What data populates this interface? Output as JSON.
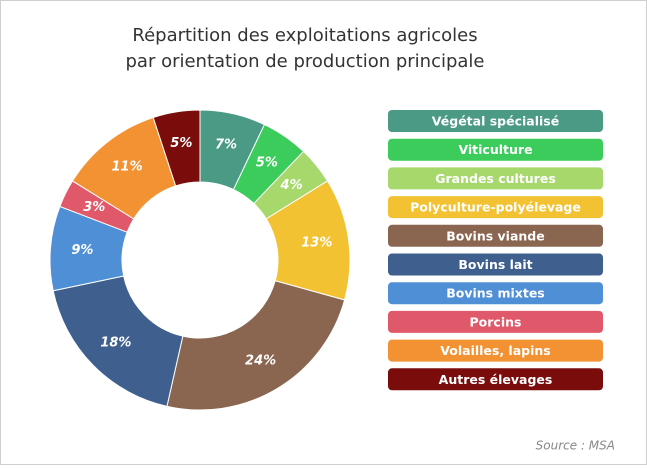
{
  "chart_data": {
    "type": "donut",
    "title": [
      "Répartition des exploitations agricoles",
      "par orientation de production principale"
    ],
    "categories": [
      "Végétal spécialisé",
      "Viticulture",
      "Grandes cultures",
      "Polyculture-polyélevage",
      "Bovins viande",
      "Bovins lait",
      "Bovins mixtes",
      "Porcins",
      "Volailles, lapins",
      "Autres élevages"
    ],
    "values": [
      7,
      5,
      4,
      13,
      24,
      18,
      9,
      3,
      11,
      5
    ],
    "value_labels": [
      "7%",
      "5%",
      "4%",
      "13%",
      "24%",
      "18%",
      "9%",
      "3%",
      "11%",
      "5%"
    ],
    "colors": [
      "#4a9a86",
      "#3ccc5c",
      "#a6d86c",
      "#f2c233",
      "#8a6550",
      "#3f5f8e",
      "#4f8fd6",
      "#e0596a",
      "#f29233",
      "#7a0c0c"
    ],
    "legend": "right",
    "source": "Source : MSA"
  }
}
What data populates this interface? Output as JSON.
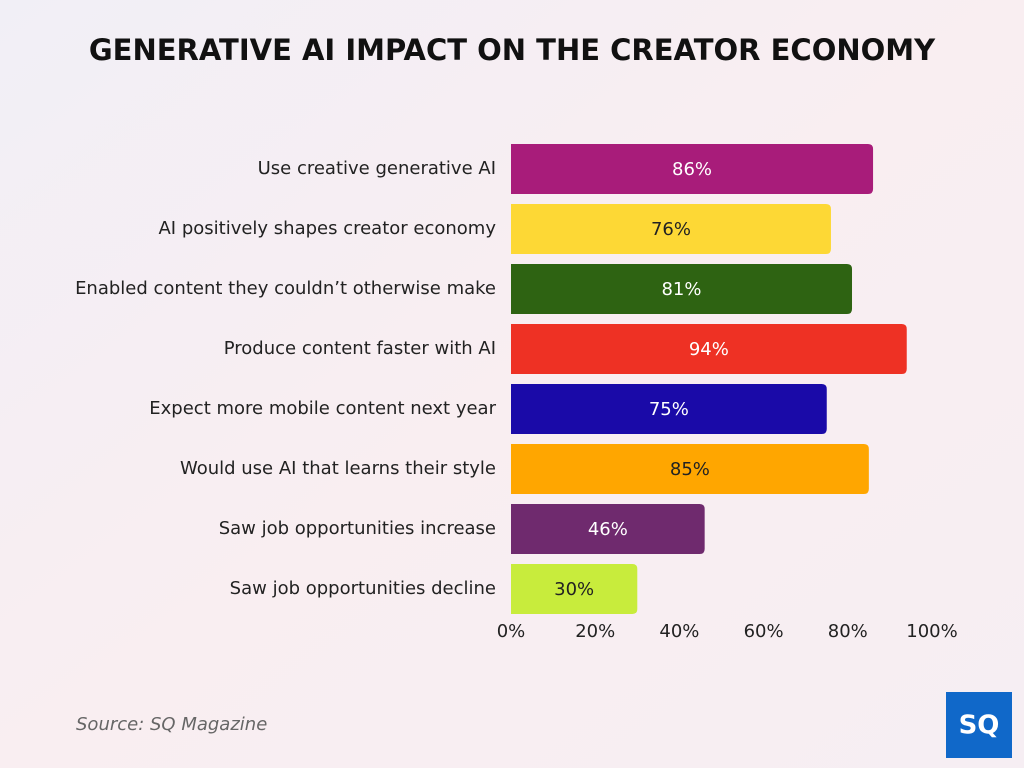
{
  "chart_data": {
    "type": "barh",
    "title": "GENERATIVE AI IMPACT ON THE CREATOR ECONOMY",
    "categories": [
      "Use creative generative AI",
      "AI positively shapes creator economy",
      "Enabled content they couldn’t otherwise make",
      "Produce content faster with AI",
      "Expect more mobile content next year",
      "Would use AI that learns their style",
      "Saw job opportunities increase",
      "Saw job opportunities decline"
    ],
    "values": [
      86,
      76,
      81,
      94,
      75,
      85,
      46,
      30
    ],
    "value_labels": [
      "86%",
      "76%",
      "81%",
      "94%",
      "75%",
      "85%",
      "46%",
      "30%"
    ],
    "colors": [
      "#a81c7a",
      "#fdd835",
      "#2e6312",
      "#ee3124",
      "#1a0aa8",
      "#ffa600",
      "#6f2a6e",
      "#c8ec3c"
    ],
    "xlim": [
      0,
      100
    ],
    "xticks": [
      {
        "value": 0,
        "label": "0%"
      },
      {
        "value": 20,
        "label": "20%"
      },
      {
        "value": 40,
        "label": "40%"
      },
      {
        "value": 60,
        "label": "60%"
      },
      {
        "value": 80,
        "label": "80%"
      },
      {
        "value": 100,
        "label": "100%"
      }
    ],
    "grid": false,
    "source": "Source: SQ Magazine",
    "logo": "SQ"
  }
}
################
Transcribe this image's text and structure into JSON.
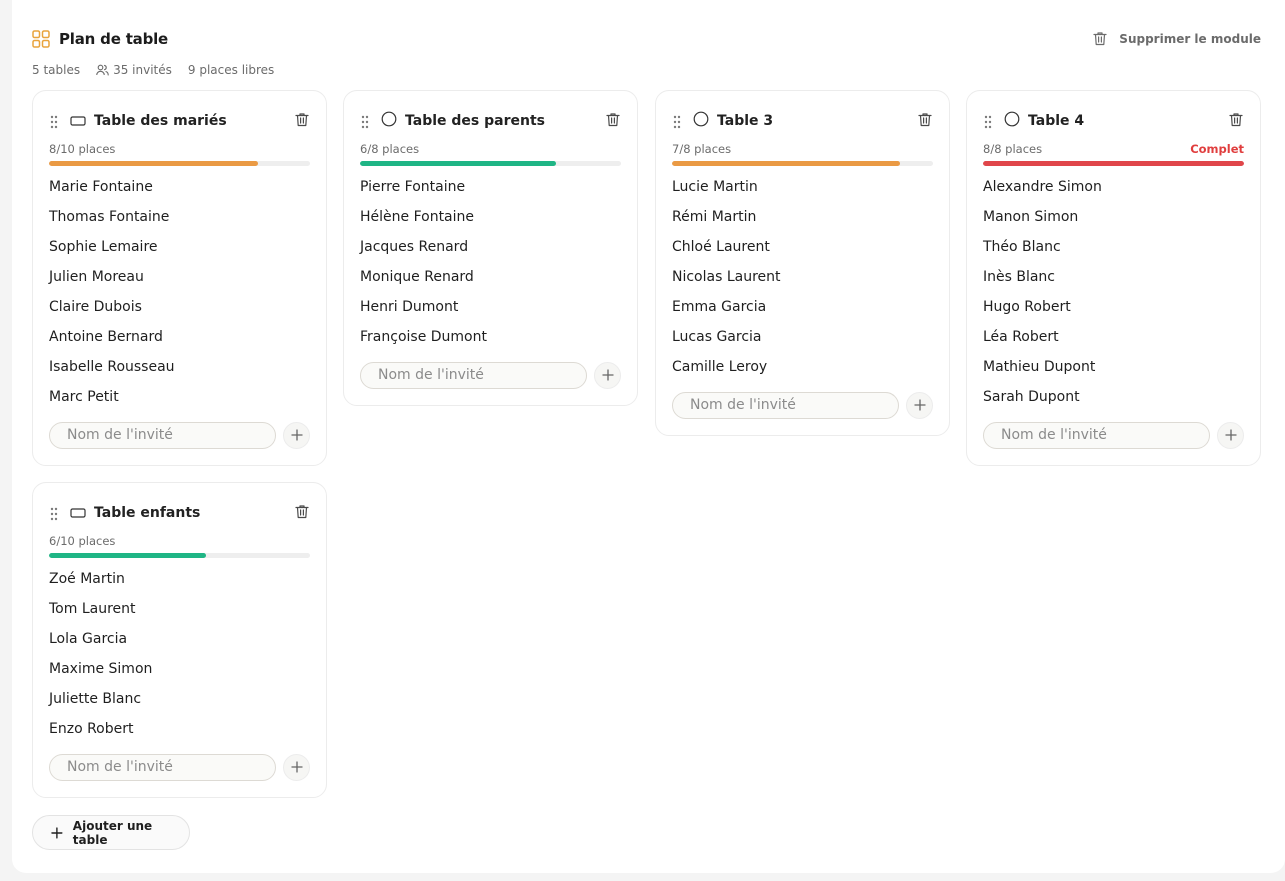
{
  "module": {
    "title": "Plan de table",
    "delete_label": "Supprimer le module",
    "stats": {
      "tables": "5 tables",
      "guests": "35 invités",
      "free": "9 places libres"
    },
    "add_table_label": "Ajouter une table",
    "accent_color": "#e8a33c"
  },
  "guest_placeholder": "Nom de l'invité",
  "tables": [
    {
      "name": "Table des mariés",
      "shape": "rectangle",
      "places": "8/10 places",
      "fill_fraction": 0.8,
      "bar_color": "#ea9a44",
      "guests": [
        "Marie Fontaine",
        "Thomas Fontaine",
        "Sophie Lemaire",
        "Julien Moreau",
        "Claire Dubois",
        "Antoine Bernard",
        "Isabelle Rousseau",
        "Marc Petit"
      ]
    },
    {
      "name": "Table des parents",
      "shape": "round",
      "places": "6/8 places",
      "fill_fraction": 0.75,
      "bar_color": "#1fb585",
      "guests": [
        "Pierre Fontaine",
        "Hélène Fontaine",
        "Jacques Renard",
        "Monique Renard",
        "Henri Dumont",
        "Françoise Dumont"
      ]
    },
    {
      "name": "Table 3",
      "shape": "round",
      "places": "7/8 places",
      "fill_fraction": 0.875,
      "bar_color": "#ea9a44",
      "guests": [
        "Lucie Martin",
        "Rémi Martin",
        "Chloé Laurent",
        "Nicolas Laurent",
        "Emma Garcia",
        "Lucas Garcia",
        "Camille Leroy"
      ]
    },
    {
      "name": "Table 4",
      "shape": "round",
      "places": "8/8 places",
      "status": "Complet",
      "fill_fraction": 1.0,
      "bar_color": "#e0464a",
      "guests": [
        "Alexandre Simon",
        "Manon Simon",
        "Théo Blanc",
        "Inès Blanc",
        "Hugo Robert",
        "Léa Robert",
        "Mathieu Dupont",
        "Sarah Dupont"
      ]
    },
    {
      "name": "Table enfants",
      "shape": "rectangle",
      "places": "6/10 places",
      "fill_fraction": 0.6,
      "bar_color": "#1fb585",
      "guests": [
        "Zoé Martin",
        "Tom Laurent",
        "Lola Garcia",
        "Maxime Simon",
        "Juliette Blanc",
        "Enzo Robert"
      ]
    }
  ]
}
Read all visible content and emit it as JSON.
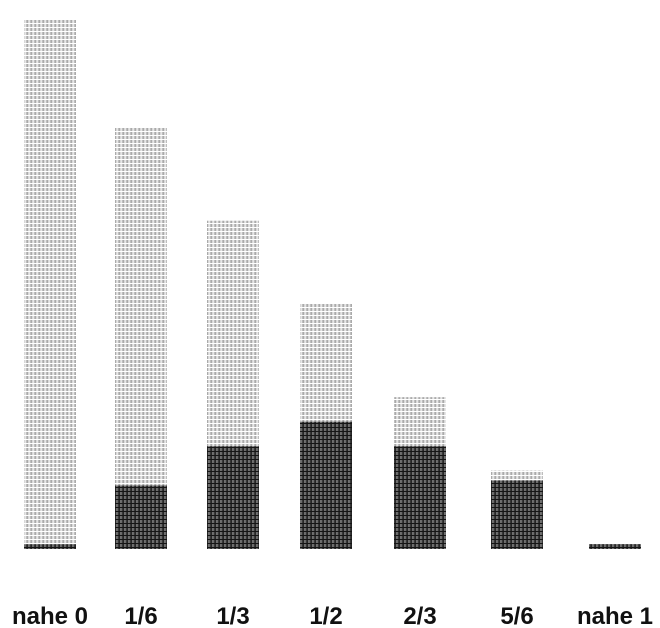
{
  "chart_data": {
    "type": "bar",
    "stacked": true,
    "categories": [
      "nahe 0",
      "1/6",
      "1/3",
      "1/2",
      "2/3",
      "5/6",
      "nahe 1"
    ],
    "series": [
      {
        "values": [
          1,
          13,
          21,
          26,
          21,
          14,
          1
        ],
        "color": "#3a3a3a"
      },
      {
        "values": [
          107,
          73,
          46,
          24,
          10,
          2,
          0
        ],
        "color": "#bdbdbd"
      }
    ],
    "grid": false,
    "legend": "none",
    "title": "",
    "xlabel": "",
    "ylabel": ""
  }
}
################
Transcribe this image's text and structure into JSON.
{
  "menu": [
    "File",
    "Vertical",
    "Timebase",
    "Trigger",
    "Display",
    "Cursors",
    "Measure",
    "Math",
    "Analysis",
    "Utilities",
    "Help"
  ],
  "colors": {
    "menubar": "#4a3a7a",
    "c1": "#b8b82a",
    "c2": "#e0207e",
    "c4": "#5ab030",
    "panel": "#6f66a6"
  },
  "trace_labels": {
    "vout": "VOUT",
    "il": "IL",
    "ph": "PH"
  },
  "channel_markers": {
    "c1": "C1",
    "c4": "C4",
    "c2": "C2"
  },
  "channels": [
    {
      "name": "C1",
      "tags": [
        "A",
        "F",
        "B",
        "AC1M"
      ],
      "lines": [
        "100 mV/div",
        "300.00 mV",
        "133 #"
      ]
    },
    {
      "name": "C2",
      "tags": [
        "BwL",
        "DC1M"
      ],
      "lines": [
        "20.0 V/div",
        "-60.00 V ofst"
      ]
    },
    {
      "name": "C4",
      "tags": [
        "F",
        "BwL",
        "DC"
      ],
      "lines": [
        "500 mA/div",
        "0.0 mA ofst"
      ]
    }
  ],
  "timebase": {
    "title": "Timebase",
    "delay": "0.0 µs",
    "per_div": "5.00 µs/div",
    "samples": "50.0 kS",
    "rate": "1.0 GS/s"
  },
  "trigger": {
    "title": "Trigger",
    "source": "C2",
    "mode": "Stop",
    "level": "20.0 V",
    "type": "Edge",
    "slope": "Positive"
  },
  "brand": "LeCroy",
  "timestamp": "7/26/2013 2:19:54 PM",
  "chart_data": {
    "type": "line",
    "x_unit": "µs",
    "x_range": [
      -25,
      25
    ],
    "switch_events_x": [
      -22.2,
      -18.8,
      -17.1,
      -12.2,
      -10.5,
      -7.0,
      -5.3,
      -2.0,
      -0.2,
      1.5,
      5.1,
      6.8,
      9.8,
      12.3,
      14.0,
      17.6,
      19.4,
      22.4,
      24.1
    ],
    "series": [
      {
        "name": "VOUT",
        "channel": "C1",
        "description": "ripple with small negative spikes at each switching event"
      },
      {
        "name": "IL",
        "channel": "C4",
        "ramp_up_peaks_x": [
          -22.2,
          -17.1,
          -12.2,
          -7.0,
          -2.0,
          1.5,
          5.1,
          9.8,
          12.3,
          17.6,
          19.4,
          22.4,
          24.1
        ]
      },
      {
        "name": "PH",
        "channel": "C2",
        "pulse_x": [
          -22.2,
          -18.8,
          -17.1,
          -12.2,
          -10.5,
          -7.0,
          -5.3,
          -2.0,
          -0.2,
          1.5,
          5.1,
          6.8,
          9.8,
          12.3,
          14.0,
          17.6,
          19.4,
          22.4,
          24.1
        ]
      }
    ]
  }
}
################
▸ Set exercise
Go through the entries above and pull out each line with "Bovins" in it.

▸ Output for this exercise
      "Bovins viande",
      "Bovins lait",
      "Bovins mixtes",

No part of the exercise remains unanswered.